> Your objective
Repeat the listing word for word. No pictures belong in the copy.

-------- Records for the task

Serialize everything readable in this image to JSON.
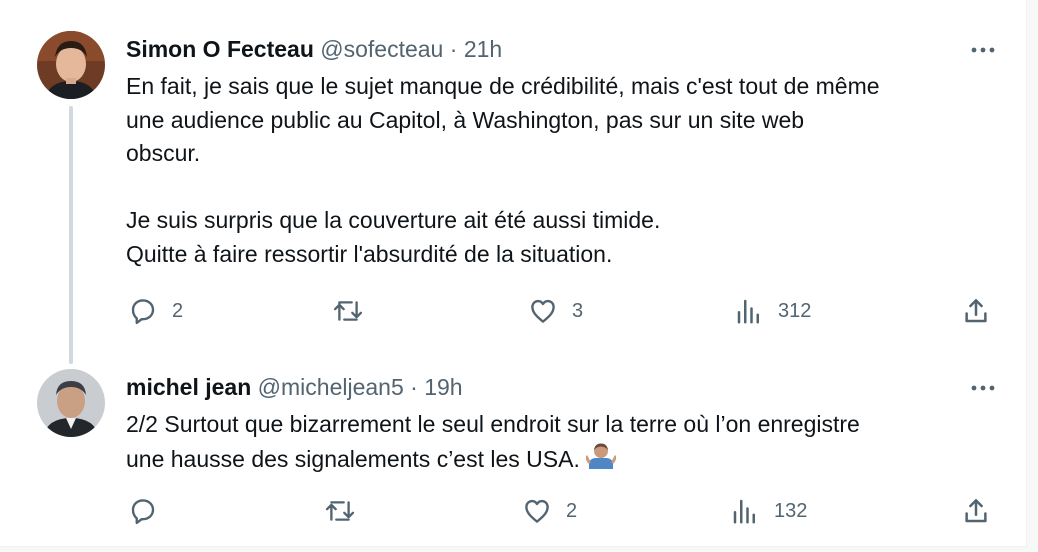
{
  "tweets": [
    {
      "author_name": "Simon O Fecteau",
      "handle": "@sofecteau",
      "separator": "·",
      "time": "21h",
      "body": [
        "En fait, je sais que le sujet manque de crédibilité, mais c'est tout de même",
        "une audience public au Capitol, à Washington, pas sur un site web",
        "obscur.",
        "",
        "Je suis surpris que la couverture ait été aussi timide.",
        "Quitte à faire ressortir l'absurdité de la situation."
      ],
      "replies": "2",
      "retweets": "",
      "likes": "3",
      "views": "312"
    },
    {
      "author_name": "michel jean",
      "handle": "@micheljean5",
      "separator": "·",
      "time": "19h",
      "body": [
        "2/2 Surtout que bizarrement le seul endroit sur la terre où l’on enregistre",
        "une hausse des signalements c’est les USA."
      ],
      "emoji": "person-shrugging",
      "replies": "",
      "retweets": "",
      "likes": "2",
      "views": "132"
    }
  ],
  "colors": {
    "text": "#0f1419",
    "secondary": "#536471",
    "thread_line": "#cfd9de",
    "background": "#ffffff"
  },
  "icons": [
    "more-icon",
    "reply-icon",
    "retweet-icon",
    "like-icon",
    "views-icon",
    "share-icon",
    "shrug-emoji"
  ]
}
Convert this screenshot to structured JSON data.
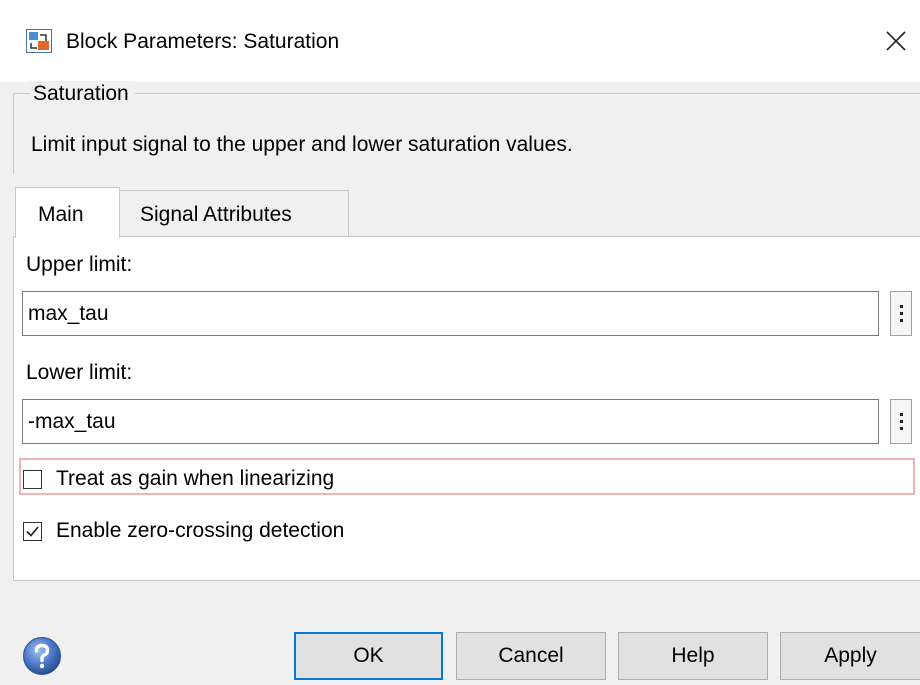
{
  "window": {
    "title": "Block Parameters: Saturation",
    "close_glyph": "✕"
  },
  "group": {
    "title": "Saturation",
    "description": "Limit input signal to the upper and lower saturation values."
  },
  "tabs": [
    {
      "label": "Main",
      "selected": true
    },
    {
      "label": "Signal Attributes",
      "selected": false
    }
  ],
  "params": {
    "upper_label": "Upper limit:",
    "upper_value": "max_tau",
    "lower_label": "Lower limit:",
    "lower_value": "-max_tau"
  },
  "checkboxes": [
    {
      "label": "Treat as gain when linearizing",
      "checked": false
    },
    {
      "label": "Enable zero-crossing detection",
      "checked": true
    }
  ],
  "buttons": {
    "ok": "OK",
    "cancel": "Cancel",
    "help": "Help",
    "apply": "Apply"
  },
  "icons": {
    "app": "simulink-block-icon",
    "help": "help-question-icon",
    "menu": "vertical-ellipsis-icon"
  },
  "colors": {
    "focus_border": "#0078d7",
    "highlight_border": "#f2b3b3",
    "help_icon": "#4a78c8"
  }
}
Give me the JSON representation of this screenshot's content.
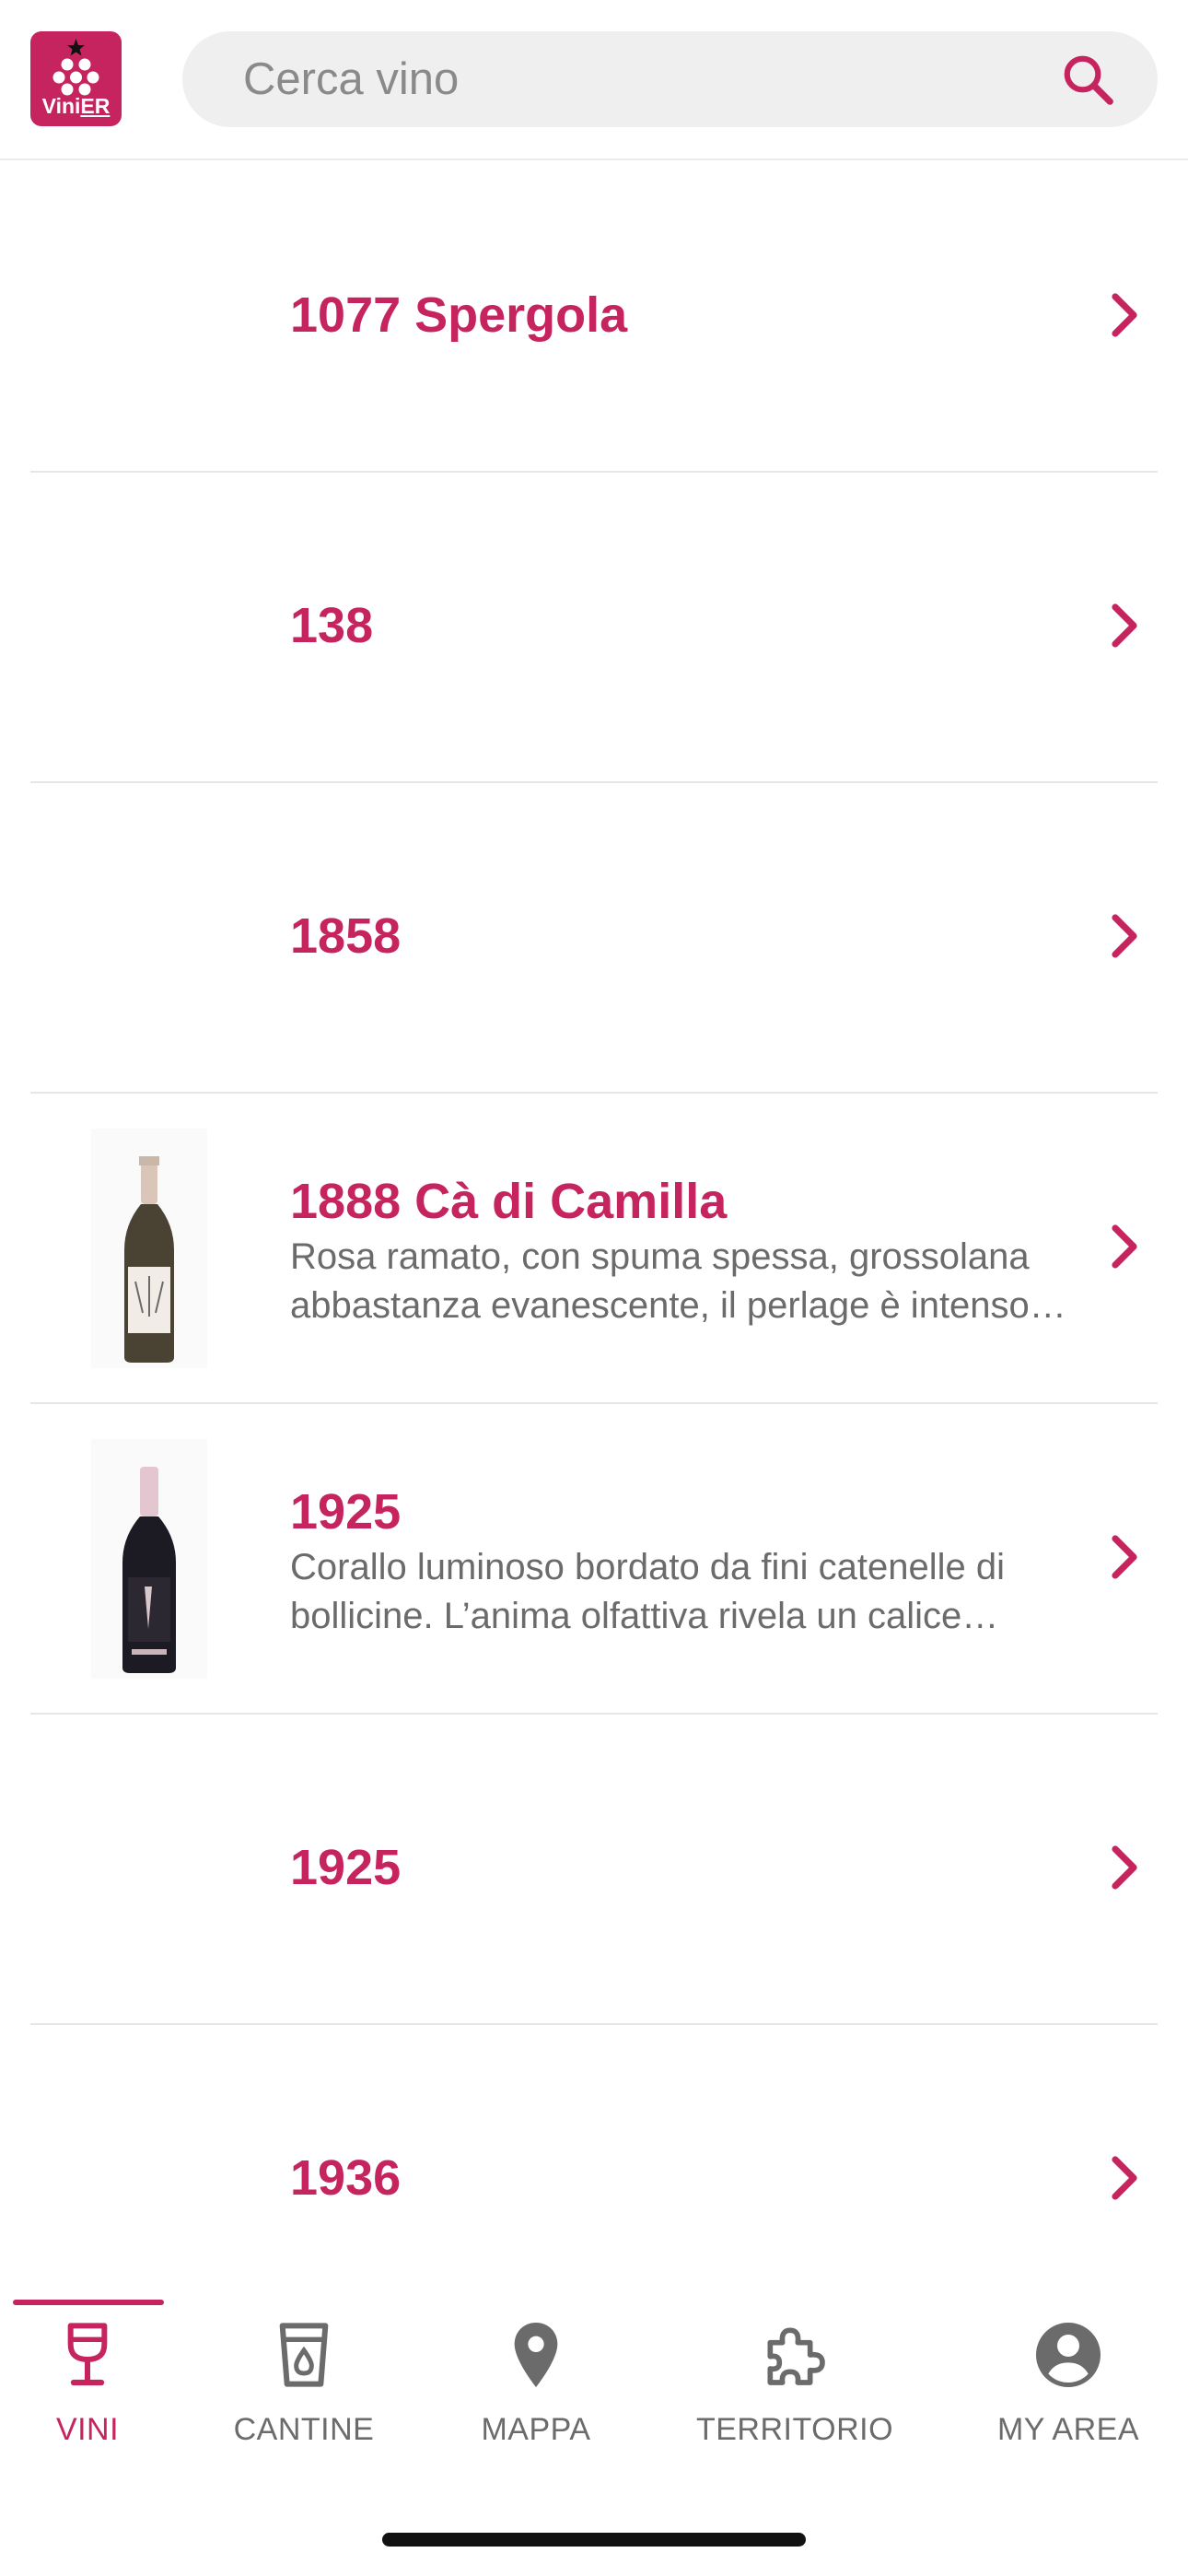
{
  "brand": {
    "logo_text_a": "Vini",
    "logo_text_b": "ER",
    "accent": "#c6245e"
  },
  "search": {
    "placeholder": "Cerca vino",
    "value": ""
  },
  "wines": [
    {
      "name": "1077 Spergola",
      "description": "",
      "has_image": false
    },
    {
      "name": "138",
      "description": "",
      "has_image": false
    },
    {
      "name": "1858",
      "description": "",
      "has_image": false
    },
    {
      "name": "1888 Cà di Camilla",
      "description": "Rosa ramato, con spuma spessa, grossolana abbastanza evanescente, il perlage è intenso…",
      "has_image": true,
      "bottle": "rose"
    },
    {
      "name": "1925",
      "description": "Corallo luminoso bordato da fini catenelle di bollicine. L’anima olfattiva rivela un calice inten…",
      "has_image": true,
      "bottle": "dark"
    },
    {
      "name": "1925",
      "description": "",
      "has_image": false
    },
    {
      "name": "1936",
      "description": "",
      "has_image": false
    }
  ],
  "tabs": [
    {
      "label": "VINI",
      "icon": "wine-glass-icon",
      "active": true
    },
    {
      "label": "CANTINE",
      "icon": "barrel-icon",
      "active": false
    },
    {
      "label": "MAPPA",
      "icon": "map-pin-icon",
      "active": false
    },
    {
      "label": "TERRITORIO",
      "icon": "puzzle-icon",
      "active": false
    },
    {
      "label": "MY AREA",
      "icon": "account-icon",
      "active": false
    }
  ]
}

----------------

> Output for this exercise
Serialize everything readable in this image to JSON.
{
  "tweets": [
    {
      "author_name": "Simon O Fecteau",
      "handle": "@sofecteau",
      "separator": "·",
      "time": "21h",
      "body": [
        "En fait, je sais que le sujet manque de crédibilité, mais c'est tout de même",
        "une audience public au Capitol, à Washington, pas sur un site web",
        "obscur.",
        "",
        "Je suis surpris que la couverture ait été aussi timide.",
        "Quitte à faire ressortir l'absurdité de la situation."
      ],
      "replies": "2",
      "retweets": "",
      "likes": "3",
      "views": "312"
    },
    {
      "author_name": "michel jean",
      "handle": "@micheljean5",
      "separator": "·",
      "time": "19h",
      "body": [
        "2/2 Surtout que bizarrement le seul endroit sur la terre où l’on enregistre",
        "une hausse des signalements c’est les USA."
      ],
      "emoji": "person-shrugging",
      "replies": "",
      "retweets": "",
      "likes": "2",
      "views": "132"
    }
  ],
  "colors": {
    "text": "#0f1419",
    "secondary": "#536471",
    "thread_line": "#cfd9de",
    "background": "#ffffff"
  },
  "icons": [
    "more-icon",
    "reply-icon",
    "retweet-icon",
    "like-icon",
    "views-icon",
    "share-icon",
    "shrug-emoji"
  ]
}
Convert this screenshot to structured JSON data.
{
  "window": {
    "title": "Block Parameters: Saturation",
    "close_glyph": "✕"
  },
  "group": {
    "title": "Saturation",
    "description": "Limit input signal to the upper and lower saturation values."
  },
  "tabs": [
    {
      "label": "Main",
      "selected": true
    },
    {
      "label": "Signal Attributes",
      "selected": false
    }
  ],
  "params": {
    "upper_label": "Upper limit:",
    "upper_value": "max_tau",
    "lower_label": "Lower limit:",
    "lower_value": "-max_tau"
  },
  "checkboxes": [
    {
      "label": "Treat as gain when linearizing",
      "checked": false
    },
    {
      "label": "Enable zero-crossing detection",
      "checked": true
    }
  ],
  "buttons": {
    "ok": "OK",
    "cancel": "Cancel",
    "help": "Help",
    "apply": "Apply"
  },
  "icons": {
    "app": "simulink-block-icon",
    "help": "help-question-icon",
    "menu": "vertical-ellipsis-icon"
  },
  "colors": {
    "focus_border": "#0078d7",
    "highlight_border": "#f2b3b3",
    "help_icon": "#4a78c8"
  }
}
Give me the JSON representation of this screenshot's content.
{
  "brand": {
    "logo_text_a": "Vini",
    "logo_text_b": "ER",
    "accent": "#c6245e"
  },
  "search": {
    "placeholder": "Cerca vino",
    "value": ""
  },
  "wines": [
    {
      "name": "1077 Spergola",
      "description": "",
      "has_image": false
    },
    {
      "name": "138",
      "description": "",
      "has_image": false
    },
    {
      "name": "1858",
      "description": "",
      "has_image": false
    },
    {
      "name": "1888 Cà di Camilla",
      "description": "Rosa ramato, con spuma spessa, grossolana abbastanza evanescente, il perlage è intenso…",
      "has_image": true,
      "bottle": "rose"
    },
    {
      "name": "1925",
      "description": "Corallo luminoso bordato da fini catenelle di bollicine. L’anima olfattiva rivela un calice inten…",
      "has_image": true,
      "bottle": "dark"
    },
    {
      "name": "1925",
      "description": "",
      "has_image": false
    },
    {
      "name": "1936",
      "description": "",
      "has_image": false
    }
  ],
  "tabs": [
    {
      "label": "VINI",
      "icon": "wine-glass-icon",
      "active": true
    },
    {
      "label": "CANTINE",
      "icon": "barrel-icon",
      "active": false
    },
    {
      "label": "MAPPA",
      "icon": "map-pin-icon",
      "active": false
    },
    {
      "label": "TERRITORIO",
      "icon": "puzzle-icon",
      "active": false
    },
    {
      "label": "MY AREA",
      "icon": "account-icon",
      "active": false
    }
  ]
}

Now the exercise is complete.